[Provided text]
Flashing forward: I was relieved to hear this evening's All Things Considered steering away from minute-by-minute crisis mode reporting and keeping its focus on the continuing circus shit show of American Democracy. I'll be happy to read or listen to a report on the shooting and its aftermath tomorrow, after the journalists have had more time to collect and collocate the facts.

Although the trickle of information and its magnification on Twitter wasn't as panicked, politicized, or irresponsible as the chatter following the Boston Marathon attack, I was still disheartened to see folks backsliding into the same sort of behavior we seemed to collectively agree not to repeat during the next sudden violent crisis. It's possible my recollection is skewed or screwy, but didn't we walk away with the lesson that that it's more sensible not to credulously accept, disseminate, and make conjecture on every particle of new information because a lot of it will be out of context, muddled, unsubstantiated, and very possibly inaccurate?

Right, right; it's the Internet and people will talk. And it's not the Internet's fault, either: Rumor was born at the same time as Communication. I know. But I can still disapprove of the web being used to undermine its essential purpose.

I once met a reference librarian/archivist whose sensibilities toward cataloging were led by the doctrine that no information is better than bad information, which I've since added to my own store of guiding aphorisms. And all I'm saying really is that early, fragmented, reactive, and emotionally-charged information might not be what I'd consider "good."

[Data entries]
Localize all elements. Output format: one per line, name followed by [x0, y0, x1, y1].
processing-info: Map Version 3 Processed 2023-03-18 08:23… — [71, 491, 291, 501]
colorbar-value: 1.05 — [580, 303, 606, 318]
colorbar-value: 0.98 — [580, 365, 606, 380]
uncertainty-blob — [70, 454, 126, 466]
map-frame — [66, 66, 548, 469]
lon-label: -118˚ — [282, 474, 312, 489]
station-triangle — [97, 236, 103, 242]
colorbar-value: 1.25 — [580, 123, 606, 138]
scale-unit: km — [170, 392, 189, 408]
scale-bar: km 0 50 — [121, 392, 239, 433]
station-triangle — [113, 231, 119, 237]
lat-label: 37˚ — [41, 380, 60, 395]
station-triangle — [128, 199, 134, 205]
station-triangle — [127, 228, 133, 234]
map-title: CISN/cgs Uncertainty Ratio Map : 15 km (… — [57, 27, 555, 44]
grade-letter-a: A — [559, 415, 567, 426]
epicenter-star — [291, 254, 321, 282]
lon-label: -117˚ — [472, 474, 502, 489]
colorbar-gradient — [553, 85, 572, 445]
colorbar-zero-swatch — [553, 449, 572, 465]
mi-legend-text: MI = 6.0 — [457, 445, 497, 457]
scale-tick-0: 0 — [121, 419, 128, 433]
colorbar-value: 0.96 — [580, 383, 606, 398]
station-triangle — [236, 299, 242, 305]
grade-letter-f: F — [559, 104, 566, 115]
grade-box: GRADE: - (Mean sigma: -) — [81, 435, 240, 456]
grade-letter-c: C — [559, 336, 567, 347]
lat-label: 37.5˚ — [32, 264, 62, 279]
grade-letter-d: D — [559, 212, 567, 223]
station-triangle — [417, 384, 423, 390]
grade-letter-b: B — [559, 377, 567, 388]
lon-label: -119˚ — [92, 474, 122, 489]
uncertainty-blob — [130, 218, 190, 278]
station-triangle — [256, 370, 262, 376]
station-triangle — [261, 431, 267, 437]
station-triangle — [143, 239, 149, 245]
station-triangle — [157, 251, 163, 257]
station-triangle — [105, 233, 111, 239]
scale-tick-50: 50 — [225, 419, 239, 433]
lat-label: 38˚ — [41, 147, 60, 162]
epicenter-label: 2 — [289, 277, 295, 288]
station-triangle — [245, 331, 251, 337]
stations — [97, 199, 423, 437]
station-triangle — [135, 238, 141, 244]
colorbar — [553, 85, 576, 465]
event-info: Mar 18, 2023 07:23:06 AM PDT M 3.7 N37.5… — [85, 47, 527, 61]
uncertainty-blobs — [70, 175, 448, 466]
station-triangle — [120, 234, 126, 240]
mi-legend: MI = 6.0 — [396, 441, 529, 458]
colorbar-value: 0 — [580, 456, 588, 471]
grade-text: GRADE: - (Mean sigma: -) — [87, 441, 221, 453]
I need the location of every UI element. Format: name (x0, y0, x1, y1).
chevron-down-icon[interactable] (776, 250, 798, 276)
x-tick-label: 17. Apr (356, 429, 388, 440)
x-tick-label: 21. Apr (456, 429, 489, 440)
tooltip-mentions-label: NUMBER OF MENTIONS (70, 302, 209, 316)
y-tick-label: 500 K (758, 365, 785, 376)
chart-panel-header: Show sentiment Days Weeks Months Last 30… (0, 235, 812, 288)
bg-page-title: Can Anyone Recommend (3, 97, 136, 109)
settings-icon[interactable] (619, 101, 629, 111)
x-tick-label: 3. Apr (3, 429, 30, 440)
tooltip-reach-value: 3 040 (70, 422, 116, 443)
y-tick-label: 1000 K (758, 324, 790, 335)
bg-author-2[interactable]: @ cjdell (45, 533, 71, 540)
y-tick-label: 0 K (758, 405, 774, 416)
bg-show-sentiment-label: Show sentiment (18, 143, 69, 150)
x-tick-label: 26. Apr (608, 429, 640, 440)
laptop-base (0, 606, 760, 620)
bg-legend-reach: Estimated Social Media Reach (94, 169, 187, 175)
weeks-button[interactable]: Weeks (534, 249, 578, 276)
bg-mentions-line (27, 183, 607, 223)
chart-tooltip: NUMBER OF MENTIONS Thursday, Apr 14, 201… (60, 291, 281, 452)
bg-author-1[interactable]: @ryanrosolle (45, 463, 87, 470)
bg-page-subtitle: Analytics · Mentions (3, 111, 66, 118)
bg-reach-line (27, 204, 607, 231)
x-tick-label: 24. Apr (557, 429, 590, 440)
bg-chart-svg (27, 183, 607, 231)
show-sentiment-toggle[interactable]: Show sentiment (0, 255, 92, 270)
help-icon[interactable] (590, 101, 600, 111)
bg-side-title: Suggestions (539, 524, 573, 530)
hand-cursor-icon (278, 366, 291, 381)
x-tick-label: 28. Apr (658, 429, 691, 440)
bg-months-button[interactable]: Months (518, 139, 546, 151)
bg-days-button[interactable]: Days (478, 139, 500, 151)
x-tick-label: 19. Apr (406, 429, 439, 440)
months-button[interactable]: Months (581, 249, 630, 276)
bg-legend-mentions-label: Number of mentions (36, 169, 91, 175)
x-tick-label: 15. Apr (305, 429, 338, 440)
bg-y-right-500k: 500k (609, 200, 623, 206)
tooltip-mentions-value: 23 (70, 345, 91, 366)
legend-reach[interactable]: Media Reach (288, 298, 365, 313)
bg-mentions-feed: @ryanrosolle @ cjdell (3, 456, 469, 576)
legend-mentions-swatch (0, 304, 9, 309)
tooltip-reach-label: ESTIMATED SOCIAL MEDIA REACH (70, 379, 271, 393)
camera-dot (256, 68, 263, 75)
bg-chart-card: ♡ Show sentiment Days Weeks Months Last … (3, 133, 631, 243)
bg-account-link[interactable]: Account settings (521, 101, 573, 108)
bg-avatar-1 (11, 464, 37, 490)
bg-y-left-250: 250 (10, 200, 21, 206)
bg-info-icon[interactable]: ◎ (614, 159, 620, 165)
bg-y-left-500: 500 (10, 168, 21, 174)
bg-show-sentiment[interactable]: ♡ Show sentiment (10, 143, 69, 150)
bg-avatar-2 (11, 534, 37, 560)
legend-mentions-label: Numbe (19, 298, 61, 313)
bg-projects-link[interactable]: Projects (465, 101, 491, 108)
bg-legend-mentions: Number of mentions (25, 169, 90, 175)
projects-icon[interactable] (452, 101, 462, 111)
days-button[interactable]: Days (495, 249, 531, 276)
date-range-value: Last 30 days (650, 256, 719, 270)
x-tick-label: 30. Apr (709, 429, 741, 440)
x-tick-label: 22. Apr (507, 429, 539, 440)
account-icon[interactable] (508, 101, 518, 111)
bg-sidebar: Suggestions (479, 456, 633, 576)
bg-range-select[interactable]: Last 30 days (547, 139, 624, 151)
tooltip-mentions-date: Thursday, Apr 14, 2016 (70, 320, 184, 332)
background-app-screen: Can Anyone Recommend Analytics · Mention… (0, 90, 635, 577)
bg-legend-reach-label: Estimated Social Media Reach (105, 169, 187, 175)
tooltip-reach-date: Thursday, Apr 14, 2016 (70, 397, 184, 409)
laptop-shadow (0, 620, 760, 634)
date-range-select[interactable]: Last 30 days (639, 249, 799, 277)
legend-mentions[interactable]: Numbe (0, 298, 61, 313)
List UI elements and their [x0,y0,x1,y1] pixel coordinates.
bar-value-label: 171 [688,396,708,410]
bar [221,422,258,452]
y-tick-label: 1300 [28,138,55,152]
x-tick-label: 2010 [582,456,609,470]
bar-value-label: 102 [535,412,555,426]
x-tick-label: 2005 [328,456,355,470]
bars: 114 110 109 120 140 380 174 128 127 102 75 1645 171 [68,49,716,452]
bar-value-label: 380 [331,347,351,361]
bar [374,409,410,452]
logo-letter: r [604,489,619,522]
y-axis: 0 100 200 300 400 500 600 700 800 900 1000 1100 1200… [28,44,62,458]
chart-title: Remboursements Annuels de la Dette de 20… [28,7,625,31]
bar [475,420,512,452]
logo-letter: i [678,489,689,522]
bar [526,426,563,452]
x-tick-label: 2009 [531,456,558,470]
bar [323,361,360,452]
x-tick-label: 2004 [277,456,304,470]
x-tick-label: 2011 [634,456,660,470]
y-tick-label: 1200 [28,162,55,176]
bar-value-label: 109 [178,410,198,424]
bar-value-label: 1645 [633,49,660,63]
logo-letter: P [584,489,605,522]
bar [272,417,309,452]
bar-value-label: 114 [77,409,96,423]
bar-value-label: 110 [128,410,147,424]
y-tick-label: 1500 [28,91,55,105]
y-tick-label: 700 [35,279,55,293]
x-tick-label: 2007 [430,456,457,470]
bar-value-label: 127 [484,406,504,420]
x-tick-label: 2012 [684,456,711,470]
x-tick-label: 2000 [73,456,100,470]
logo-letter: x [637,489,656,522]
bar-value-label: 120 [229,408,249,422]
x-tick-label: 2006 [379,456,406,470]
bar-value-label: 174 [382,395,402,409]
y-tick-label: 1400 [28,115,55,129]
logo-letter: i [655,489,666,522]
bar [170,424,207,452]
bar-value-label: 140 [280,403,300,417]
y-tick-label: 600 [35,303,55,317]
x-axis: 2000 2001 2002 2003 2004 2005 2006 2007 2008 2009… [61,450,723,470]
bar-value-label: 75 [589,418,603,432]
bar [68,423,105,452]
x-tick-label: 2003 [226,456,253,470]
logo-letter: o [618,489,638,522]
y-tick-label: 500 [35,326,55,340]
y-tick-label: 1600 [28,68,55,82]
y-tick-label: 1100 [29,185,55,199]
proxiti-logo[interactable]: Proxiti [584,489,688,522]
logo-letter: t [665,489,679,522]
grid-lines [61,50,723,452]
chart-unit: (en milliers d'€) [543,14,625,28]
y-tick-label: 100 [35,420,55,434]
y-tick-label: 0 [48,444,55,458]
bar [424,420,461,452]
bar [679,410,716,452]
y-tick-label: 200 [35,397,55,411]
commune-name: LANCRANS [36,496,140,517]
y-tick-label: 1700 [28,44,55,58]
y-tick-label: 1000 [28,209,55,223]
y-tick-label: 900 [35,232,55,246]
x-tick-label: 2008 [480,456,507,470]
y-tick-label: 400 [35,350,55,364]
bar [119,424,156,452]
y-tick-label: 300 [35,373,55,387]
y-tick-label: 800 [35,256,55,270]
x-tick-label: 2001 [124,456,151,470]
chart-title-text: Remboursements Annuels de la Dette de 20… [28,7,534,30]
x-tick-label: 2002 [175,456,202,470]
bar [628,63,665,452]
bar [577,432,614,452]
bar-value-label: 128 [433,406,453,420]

[Problems and tasks]
[1] In the post about crisis news, what doctrine guided the reference librarian/archivist's sensibilities toward cataloging?
[2] Return word for word the part of the post about crisis news that opens with the words containing "Right, right; it's" and closes with "undermine its essential purpose.".
[3] According to the post about crisis news, why is it more sensible not to credulously accept, disseminate, and make conjecture on "every particle of new information"?

[Exercise results]
[1] The doctrine was that no information is better than bad information.

[2]
Right, right; it's the Internet and people will talk. And it's not the Internet's fault, either: Rumor was born at the same time as Communication. I know. But I can still disapprove of the web being used to undermine its essential purpose.

[3] A lot of that information will be out of context, muddled, unsubstantiated, and very possibly inaccurate.